--- Dataset excerpts ---
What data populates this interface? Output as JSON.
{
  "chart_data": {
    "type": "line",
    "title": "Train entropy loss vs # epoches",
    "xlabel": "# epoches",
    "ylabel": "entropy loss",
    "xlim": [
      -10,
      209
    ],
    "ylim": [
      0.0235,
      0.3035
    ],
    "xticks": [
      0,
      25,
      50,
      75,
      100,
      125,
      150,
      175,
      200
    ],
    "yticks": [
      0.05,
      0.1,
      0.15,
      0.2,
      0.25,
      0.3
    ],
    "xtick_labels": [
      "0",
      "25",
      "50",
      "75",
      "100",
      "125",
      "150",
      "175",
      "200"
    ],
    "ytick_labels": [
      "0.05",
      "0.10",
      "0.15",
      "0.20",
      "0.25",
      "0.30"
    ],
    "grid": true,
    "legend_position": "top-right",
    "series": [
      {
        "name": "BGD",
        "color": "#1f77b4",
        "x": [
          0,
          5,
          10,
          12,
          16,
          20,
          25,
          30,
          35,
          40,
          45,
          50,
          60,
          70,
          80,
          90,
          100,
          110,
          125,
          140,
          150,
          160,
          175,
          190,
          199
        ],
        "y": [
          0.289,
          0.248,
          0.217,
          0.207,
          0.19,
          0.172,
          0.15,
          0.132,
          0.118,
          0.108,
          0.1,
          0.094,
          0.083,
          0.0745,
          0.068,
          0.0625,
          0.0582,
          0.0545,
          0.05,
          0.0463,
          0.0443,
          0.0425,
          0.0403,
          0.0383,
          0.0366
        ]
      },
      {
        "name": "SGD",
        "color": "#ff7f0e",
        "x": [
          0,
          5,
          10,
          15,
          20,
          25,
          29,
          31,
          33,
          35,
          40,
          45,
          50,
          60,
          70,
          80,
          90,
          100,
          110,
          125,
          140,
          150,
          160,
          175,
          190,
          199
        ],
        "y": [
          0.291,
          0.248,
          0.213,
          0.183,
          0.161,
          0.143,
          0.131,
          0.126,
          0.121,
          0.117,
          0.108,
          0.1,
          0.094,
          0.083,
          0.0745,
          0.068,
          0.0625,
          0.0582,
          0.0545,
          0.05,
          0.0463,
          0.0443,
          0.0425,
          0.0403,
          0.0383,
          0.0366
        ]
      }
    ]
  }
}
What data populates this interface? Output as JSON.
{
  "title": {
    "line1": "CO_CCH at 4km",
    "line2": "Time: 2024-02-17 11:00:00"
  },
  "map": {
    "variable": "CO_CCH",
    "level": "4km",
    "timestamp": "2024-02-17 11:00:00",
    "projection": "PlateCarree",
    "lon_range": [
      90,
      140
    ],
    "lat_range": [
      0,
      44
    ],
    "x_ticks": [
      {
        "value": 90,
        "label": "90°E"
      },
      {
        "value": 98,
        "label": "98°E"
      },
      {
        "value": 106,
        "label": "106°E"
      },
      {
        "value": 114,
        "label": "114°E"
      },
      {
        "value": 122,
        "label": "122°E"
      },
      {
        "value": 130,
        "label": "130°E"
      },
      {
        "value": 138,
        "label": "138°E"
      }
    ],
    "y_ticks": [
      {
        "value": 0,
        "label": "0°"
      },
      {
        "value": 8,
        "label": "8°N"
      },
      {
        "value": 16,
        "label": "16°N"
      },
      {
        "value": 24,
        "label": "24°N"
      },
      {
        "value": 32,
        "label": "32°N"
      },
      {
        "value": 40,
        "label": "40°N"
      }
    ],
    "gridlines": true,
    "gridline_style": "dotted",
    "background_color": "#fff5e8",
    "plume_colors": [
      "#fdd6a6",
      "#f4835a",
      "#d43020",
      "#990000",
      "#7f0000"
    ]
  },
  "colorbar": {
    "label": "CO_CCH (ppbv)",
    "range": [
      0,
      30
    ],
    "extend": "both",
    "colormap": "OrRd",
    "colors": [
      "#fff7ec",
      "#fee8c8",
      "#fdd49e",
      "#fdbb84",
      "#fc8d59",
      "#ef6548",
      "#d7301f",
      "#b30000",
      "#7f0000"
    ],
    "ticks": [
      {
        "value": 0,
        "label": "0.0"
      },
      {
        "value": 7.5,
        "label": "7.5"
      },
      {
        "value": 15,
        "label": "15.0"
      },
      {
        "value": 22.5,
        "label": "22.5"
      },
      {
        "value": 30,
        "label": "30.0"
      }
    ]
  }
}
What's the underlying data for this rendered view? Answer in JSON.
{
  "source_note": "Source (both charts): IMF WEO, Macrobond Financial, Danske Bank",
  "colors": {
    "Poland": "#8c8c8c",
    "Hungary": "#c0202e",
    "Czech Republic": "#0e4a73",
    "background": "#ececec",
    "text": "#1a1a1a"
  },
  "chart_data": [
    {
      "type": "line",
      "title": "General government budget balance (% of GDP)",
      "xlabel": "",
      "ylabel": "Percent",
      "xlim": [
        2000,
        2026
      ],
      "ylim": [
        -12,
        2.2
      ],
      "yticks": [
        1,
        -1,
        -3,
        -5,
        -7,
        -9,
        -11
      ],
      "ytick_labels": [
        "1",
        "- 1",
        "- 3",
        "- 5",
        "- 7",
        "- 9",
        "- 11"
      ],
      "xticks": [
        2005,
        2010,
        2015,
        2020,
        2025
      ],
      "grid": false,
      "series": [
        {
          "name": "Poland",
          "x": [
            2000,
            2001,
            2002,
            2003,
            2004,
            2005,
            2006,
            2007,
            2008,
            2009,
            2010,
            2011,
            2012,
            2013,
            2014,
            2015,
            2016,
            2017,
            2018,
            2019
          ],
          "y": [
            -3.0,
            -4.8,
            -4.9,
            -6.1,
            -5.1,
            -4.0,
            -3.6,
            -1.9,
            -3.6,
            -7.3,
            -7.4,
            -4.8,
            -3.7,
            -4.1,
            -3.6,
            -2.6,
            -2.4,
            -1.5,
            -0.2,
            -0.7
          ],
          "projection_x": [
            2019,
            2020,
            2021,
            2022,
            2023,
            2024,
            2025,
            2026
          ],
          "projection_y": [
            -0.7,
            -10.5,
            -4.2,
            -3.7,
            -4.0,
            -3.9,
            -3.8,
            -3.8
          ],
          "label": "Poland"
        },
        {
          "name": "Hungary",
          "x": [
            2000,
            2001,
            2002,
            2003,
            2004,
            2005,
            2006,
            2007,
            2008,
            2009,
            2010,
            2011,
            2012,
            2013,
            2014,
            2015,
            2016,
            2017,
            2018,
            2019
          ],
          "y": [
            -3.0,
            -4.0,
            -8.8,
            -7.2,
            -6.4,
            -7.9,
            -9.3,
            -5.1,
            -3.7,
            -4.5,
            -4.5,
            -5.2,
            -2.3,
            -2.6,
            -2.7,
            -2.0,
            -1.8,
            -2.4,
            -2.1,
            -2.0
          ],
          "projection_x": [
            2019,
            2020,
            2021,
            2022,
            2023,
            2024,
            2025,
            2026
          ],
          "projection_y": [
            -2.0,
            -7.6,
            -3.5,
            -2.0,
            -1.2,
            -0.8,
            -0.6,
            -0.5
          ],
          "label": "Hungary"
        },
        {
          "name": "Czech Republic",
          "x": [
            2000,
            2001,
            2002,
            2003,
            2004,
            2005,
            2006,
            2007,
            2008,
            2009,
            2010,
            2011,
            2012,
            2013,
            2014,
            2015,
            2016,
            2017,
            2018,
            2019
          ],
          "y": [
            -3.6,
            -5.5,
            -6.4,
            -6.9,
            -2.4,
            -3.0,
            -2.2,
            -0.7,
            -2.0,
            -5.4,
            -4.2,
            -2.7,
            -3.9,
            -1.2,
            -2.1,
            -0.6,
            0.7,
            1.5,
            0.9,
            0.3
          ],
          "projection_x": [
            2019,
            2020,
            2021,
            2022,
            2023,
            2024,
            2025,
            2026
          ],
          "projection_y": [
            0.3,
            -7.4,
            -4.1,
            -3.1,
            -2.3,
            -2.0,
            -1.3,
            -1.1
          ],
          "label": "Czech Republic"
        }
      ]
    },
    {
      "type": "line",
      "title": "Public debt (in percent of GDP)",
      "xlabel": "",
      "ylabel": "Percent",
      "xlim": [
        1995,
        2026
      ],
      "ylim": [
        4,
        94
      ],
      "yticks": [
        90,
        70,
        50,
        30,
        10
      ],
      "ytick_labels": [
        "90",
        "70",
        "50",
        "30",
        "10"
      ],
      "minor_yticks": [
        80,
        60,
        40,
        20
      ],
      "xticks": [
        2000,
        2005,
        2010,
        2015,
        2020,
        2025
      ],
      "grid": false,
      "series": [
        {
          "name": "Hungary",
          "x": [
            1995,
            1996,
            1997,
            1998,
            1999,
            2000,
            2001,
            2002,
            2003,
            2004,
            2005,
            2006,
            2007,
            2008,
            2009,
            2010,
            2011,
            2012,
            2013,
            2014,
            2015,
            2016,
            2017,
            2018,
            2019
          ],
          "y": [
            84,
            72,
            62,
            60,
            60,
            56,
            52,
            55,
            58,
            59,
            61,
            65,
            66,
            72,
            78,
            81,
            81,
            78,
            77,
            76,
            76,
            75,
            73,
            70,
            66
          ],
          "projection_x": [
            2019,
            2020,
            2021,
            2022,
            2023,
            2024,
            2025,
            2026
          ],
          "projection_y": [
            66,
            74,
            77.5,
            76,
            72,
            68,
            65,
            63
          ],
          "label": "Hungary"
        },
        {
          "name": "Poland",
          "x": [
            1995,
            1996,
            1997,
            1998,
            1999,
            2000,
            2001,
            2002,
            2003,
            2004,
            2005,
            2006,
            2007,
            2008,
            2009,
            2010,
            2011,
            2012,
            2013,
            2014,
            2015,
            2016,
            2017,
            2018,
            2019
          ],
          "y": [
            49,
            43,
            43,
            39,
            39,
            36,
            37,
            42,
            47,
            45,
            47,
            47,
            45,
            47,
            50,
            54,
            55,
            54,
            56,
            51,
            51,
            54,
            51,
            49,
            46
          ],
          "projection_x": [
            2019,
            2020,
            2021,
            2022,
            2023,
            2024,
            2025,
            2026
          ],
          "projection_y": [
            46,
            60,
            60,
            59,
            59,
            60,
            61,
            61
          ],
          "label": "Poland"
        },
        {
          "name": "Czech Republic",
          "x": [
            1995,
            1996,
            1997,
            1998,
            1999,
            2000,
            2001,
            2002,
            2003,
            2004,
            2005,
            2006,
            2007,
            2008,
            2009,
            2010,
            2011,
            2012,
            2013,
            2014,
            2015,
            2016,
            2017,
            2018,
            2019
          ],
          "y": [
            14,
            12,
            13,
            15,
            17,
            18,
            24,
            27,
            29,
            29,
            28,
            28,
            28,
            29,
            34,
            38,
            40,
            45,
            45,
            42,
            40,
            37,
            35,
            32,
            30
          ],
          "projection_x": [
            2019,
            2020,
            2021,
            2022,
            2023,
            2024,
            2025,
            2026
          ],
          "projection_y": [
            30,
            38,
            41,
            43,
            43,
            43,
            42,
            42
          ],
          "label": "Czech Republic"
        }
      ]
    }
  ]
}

--- What to work on ---
The lines above form a set of records; determine how many of them contain the string "loss" and give that number alone.

--- Reply to the exercise ---
2